◆ Written task
Find the lines that hold the word "band" and return them.

◆ Supplied entries
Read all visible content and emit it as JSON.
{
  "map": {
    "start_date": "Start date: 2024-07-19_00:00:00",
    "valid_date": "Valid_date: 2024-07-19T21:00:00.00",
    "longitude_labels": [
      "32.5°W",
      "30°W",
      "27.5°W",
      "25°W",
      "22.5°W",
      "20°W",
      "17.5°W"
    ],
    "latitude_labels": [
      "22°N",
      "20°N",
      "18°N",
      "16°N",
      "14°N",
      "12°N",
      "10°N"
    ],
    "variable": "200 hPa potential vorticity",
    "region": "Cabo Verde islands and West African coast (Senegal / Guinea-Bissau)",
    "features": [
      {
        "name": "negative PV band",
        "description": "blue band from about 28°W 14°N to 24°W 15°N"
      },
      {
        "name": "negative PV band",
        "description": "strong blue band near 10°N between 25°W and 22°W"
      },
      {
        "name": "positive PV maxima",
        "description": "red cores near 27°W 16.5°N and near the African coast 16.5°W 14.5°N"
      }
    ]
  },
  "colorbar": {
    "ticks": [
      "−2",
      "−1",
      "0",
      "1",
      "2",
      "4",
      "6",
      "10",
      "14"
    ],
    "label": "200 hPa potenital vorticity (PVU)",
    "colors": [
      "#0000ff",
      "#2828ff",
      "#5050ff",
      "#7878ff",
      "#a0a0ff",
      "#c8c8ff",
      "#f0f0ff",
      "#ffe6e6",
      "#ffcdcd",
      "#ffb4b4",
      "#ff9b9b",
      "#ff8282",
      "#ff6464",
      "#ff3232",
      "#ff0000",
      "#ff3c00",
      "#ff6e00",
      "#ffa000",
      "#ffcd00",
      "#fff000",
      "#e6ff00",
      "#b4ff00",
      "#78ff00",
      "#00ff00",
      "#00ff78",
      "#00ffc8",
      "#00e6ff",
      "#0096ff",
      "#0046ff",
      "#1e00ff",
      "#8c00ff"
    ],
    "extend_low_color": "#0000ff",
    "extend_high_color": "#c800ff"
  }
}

◆ Final result
        "name": "negative PV band",
        "description": "blue band from about 28°W 14°N to 24°W 15°N"
        "name": "negative PV band",
        "description": "strong blue band near 10°N between 25°W and 22°W"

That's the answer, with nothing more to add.